| Directive |
In the listing below, find every line containing "title" and copy it out.

| Information shown |
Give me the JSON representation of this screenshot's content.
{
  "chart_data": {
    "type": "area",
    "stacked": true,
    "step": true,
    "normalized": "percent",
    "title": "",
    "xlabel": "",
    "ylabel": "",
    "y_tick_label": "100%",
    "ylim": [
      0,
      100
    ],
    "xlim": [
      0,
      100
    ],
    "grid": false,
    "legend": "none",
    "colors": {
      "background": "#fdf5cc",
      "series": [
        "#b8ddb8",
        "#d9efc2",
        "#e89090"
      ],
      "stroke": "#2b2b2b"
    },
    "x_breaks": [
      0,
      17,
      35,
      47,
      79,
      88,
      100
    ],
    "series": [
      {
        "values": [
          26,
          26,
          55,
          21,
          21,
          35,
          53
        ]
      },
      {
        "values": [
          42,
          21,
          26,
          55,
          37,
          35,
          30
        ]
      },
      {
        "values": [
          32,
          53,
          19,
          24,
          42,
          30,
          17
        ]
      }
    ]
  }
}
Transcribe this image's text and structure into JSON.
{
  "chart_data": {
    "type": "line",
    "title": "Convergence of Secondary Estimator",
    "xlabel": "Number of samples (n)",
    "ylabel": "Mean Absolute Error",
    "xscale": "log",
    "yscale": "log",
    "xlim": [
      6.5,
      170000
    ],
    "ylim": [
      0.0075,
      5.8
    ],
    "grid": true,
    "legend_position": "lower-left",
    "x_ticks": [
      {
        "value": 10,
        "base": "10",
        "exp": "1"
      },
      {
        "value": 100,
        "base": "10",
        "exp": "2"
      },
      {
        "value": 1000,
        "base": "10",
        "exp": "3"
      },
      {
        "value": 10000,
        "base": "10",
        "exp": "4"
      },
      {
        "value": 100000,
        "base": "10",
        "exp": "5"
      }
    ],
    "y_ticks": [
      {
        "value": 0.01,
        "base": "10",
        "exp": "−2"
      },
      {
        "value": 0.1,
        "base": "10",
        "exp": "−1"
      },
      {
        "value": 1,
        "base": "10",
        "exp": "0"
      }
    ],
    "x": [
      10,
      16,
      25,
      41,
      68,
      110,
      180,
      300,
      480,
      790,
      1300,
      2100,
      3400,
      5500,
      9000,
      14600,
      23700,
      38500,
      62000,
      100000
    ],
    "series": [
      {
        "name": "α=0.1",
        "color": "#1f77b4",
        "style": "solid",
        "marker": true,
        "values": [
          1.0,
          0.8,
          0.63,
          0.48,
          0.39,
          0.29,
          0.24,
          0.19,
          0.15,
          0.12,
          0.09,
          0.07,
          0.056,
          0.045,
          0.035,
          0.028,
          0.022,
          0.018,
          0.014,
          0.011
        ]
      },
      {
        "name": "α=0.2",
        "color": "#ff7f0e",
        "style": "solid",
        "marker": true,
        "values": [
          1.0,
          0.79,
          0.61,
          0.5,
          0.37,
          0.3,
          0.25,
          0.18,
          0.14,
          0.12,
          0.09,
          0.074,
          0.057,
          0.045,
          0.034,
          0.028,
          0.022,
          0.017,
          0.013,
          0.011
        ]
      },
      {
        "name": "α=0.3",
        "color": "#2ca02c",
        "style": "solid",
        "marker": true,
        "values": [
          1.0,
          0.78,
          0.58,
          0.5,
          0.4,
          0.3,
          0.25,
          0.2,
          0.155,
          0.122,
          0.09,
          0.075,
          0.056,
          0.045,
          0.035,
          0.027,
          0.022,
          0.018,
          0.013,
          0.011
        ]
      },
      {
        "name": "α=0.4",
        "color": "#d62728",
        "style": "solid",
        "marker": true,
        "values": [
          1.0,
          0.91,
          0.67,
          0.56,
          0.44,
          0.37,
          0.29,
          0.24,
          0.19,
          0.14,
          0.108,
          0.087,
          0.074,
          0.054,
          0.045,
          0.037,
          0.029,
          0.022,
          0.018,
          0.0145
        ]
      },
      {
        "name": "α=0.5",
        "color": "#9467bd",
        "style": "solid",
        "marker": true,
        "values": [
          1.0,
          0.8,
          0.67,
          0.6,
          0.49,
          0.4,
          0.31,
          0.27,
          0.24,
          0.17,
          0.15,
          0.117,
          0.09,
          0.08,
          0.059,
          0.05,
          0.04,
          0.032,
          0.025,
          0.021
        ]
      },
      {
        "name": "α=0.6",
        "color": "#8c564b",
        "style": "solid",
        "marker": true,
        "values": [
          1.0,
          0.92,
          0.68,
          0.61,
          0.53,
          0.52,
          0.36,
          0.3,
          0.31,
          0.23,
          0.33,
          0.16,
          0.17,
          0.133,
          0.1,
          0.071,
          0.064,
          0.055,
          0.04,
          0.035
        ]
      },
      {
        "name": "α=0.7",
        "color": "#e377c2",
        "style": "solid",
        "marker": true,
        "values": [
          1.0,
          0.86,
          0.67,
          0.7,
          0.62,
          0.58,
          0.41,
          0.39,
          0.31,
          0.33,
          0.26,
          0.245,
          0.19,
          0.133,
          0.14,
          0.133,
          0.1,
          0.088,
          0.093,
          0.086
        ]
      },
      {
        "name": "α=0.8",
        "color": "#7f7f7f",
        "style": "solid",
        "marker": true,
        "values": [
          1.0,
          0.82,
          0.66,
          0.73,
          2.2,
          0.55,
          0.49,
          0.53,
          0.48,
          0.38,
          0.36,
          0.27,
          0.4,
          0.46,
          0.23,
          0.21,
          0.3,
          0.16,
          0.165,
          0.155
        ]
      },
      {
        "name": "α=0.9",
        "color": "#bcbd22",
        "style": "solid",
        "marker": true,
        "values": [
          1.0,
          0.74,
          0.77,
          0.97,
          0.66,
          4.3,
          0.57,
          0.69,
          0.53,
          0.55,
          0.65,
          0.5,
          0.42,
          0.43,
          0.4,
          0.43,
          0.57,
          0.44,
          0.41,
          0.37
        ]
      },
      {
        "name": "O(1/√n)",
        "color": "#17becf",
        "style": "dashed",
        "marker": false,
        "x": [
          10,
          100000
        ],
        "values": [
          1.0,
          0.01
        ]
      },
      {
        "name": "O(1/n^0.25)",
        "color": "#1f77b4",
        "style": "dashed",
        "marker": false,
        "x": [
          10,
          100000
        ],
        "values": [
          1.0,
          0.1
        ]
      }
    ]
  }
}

| Exercise result |
    "title": "",
    "title": "Convergence of Secondary Estimator",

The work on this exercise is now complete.